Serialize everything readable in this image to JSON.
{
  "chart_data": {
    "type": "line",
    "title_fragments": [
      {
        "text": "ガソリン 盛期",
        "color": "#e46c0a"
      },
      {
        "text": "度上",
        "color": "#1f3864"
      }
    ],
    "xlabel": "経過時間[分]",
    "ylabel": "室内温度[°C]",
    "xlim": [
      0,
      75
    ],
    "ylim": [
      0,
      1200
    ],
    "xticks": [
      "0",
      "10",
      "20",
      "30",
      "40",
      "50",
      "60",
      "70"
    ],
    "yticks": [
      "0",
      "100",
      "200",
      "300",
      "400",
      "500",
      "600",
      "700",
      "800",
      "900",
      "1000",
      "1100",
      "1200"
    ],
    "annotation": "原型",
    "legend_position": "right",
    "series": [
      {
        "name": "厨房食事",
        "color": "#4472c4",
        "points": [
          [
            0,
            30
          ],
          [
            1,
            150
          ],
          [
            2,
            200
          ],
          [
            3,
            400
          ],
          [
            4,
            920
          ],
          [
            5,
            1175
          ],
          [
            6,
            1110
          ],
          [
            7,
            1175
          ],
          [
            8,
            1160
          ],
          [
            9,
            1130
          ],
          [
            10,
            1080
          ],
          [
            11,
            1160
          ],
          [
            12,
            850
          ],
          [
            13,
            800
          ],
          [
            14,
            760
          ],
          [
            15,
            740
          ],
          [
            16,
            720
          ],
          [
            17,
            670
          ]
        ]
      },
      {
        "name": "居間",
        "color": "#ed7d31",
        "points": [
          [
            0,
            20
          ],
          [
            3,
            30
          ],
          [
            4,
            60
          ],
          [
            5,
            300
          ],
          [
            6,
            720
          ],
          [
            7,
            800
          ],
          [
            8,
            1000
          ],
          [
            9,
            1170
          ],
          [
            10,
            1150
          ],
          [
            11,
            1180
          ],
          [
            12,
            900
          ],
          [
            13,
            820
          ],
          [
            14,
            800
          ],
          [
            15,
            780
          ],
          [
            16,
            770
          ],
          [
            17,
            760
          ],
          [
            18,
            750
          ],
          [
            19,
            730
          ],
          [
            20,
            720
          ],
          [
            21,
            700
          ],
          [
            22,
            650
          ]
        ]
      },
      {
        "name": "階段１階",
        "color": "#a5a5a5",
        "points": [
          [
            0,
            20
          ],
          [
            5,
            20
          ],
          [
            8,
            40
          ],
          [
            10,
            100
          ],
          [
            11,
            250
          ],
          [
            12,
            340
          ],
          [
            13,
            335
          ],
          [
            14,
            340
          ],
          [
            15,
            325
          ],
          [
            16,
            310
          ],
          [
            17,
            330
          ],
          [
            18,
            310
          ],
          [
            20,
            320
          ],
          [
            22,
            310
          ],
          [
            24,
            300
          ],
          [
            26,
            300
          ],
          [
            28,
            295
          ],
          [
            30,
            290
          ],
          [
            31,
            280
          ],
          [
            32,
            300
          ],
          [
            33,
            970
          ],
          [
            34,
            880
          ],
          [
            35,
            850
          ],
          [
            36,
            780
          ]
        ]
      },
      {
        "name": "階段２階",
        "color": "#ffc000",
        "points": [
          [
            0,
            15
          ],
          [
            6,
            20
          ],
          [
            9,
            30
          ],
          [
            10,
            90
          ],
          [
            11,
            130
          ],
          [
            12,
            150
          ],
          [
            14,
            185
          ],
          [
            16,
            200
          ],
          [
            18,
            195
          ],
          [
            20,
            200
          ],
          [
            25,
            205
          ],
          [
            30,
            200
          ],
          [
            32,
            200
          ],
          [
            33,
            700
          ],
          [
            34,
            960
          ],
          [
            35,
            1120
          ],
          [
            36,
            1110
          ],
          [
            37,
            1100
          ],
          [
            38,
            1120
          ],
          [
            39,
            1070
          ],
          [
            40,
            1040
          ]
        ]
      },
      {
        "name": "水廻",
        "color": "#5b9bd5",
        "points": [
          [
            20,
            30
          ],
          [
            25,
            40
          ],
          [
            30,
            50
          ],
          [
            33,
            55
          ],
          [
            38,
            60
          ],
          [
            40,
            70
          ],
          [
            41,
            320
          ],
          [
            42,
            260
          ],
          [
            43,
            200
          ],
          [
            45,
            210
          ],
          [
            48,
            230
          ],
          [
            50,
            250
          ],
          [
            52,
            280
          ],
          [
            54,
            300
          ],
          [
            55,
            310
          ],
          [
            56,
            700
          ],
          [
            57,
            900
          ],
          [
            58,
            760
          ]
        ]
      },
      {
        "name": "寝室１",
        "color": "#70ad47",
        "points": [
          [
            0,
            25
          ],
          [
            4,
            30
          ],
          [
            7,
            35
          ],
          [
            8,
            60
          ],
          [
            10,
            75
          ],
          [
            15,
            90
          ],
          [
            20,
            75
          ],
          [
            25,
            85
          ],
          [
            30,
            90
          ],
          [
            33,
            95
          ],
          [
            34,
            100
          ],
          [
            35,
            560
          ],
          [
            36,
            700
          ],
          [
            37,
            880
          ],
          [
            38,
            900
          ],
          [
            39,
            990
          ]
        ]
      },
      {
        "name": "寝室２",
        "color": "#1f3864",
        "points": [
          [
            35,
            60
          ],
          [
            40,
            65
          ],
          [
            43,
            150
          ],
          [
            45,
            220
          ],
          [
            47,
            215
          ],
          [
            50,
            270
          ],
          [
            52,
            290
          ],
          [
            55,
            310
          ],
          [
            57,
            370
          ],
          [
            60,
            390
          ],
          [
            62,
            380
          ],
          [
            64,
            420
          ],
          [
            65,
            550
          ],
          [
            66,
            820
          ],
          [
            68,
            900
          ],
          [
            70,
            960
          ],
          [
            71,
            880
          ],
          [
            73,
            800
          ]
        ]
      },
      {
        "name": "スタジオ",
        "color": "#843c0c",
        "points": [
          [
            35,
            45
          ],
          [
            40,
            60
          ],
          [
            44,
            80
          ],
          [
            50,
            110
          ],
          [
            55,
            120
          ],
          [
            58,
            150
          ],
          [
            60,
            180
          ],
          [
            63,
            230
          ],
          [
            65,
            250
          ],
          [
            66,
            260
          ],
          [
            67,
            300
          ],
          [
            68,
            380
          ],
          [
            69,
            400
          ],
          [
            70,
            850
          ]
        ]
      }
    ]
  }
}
====================
DIRECTIVE: Print the complete listing again, exactly as it stands.

WRITTEN SOLUTION:
Serialize everything readable in this image to JSON.
{
  "chart_data": {
    "type": "line",
    "title_fragments": [
      {
        "text": "ガソリン 盛期",
        "color": "#e46c0a"
      },
      {
        "text": "度上",
        "color": "#1f3864"
      }
    ],
    "xlabel": "経過時間[分]",
    "ylabel": "室内温度[°C]",
    "xlim": [
      0,
      75
    ],
    "ylim": [
      0,
      1200
    ],
    "xticks": [
      "0",
      "10",
      "20",
      "30",
      "40",
      "50",
      "60",
      "70"
    ],
    "yticks": [
      "0",
      "100",
      "200",
      "300",
      "400",
      "500",
      "600",
      "700",
      "800",
      "900",
      "1000",
      "1100",
      "1200"
    ],
    "annotation": "原型",
    "legend_position": "right",
    "series": [
      {
        "name": "厨房食事",
        "color": "#4472c4",
        "points": [
          [
            0,
            30
          ],
          [
            1,
            150
          ],
          [
            2,
            200
          ],
          [
            3,
            400
          ],
          [
            4,
            920
          ],
          [
            5,
            1175
          ],
          [
            6,
            1110
          ],
          [
            7,
            1175
          ],
          [
            8,
            1160
          ],
          [
            9,
            1130
          ],
          [
            10,
            1080
          ],
          [
            11,
            1160
          ],
          [
            12,
            850
          ],
          [
            13,
            800
          ],
          [
            14,
            760
          ],
          [
            15,
            740
          ],
          [
            16,
            720
          ],
          [
            17,
            670
          ]
        ]
      },
      {
        "name": "居間",
        "color": "#ed7d31",
        "points": [
          [
            0,
            20
          ],
          [
            3,
            30
          ],
          [
            4,
            60
          ],
          [
            5,
            300
          ],
          [
            6,
            720
          ],
          [
            7,
            800
          ],
          [
            8,
            1000
          ],
          [
            9,
            1170
          ],
          [
            10,
            1150
          ],
          [
            11,
            1180
          ],
          [
            12,
            900
          ],
          [
            13,
            820
          ],
          [
            14,
            800
          ],
          [
            15,
            780
          ],
          [
            16,
            770
          ],
          [
            17,
            760
          ],
          [
            18,
            750
          ],
          [
            19,
            730
          ],
          [
            20,
            720
          ],
          [
            21,
            700
          ],
          [
            22,
            650
          ]
        ]
      },
      {
        "name": "階段１階",
        "color": "#a5a5a5",
        "points": [
          [
            0,
            20
          ],
          [
            5,
            20
          ],
          [
            8,
            40
          ],
          [
            10,
            100
          ],
          [
            11,
            250
          ],
          [
            12,
            340
          ],
          [
            13,
            335
          ],
          [
            14,
            340
          ],
          [
            15,
            325
          ],
          [
            16,
            310
          ],
          [
            17,
            330
          ],
          [
            18,
            310
          ],
          [
            20,
            320
          ],
          [
            22,
            310
          ],
          [
            24,
            300
          ],
          [
            26,
            300
          ],
          [
            28,
            295
          ],
          [
            30,
            290
          ],
          [
            31,
            280
          ],
          [
            32,
            300
          ],
          [
            33,
            970
          ],
          [
            34,
            880
          ],
          [
            35,
            850
          ],
          [
            36,
            780
          ]
        ]
      },
      {
        "name": "階段２階",
        "color": "#ffc000",
        "points": [
          [
            0,
            15
          ],
          [
            6,
            20
          ],
          [
            9,
            30
          ],
          [
            10,
            90
          ],
          [
            11,
            130
          ],
          [
            12,
            150
          ],
          [
            14,
            185
          ],
          [
            16,
            200
          ],
          [
            18,
            195
          ],
          [
            20,
            200
          ],
          [
            25,
            205
          ],
          [
            30,
            200
          ],
          [
            32,
            200
          ],
          [
            33,
            700
          ],
          [
            34,
            960
          ],
          [
            35,
            1120
          ],
          [
            36,
            1110
          ],
          [
            37,
            1100
          ],
          [
            38,
            1120
          ],
          [
            39,
            1070
          ],
          [
            40,
            1040
          ]
        ]
      },
      {
        "name": "水廻",
        "color": "#5b9bd5",
        "points": [
          [
            20,
            30
          ],
          [
            25,
            40
          ],
          [
            30,
            50
          ],
          [
            33,
            55
          ],
          [
            38,
            60
          ],
          [
            40,
            70
          ],
          [
            41,
            320
          ],
          [
            42,
            260
          ],
          [
            43,
            200
          ],
          [
            45,
            210
          ],
          [
            48,
            230
          ],
          [
            50,
            250
          ],
          [
            52,
            280
          ],
          [
            54,
            300
          ],
          [
            55,
            310
          ],
          [
            56,
            700
          ],
          [
            57,
            900
          ],
          [
            58,
            760
          ]
        ]
      },
      {
        "name": "寝室１",
        "color": "#70ad47",
        "points": [
          [
            0,
            25
          ],
          [
            4,
            30
          ],
          [
            7,
            35
          ],
          [
            8,
            60
          ],
          [
            10,
            75
          ],
          [
            15,
            90
          ],
          [
            20,
            75
          ],
          [
            25,
            85
          ],
          [
            30,
            90
          ],
          [
            33,
            95
          ],
          [
            34,
            100
          ],
          [
            35,
            560
          ],
          [
            36,
            700
          ],
          [
            37,
            880
          ],
          [
            38,
            900
          ],
          [
            39,
            990
          ]
        ]
      },
      {
        "name": "寝室２",
        "color": "#1f3864",
        "points": [
          [
            35,
            60
          ],
          [
            40,
            65
          ],
          [
            43,
            150
          ],
          [
            45,
            220
          ],
          [
            47,
            215
          ],
          [
            50,
            270
          ],
          [
            52,
            290
          ],
          [
            55,
            310
          ],
          [
            57,
            370
          ],
          [
            60,
            390
          ],
          [
            62,
            380
          ],
          [
            64,
            420
          ],
          [
            65,
            550
          ],
          [
            66,
            820
          ],
          [
            68,
            900
          ],
          [
            70,
            960
          ],
          [
            71,
            880
          ],
          [
            73,
            800
          ]
        ]
      },
      {
        "name": "スタジオ",
        "color": "#843c0c",
        "points": [
          [
            35,
            45
          ],
          [
            40,
            60
          ],
          [
            44,
            80
          ],
          [
            50,
            110
          ],
          [
            55,
            120
          ],
          [
            58,
            150
          ],
          [
            60,
            180
          ],
          [
            63,
            230
          ],
          [
            65,
            250
          ],
          [
            66,
            260
          ],
          [
            67,
            300
          ],
          [
            68,
            380
          ],
          [
            69,
            400
          ],
          [
            70,
            850
          ]
        ]
      }
    ]
  }
}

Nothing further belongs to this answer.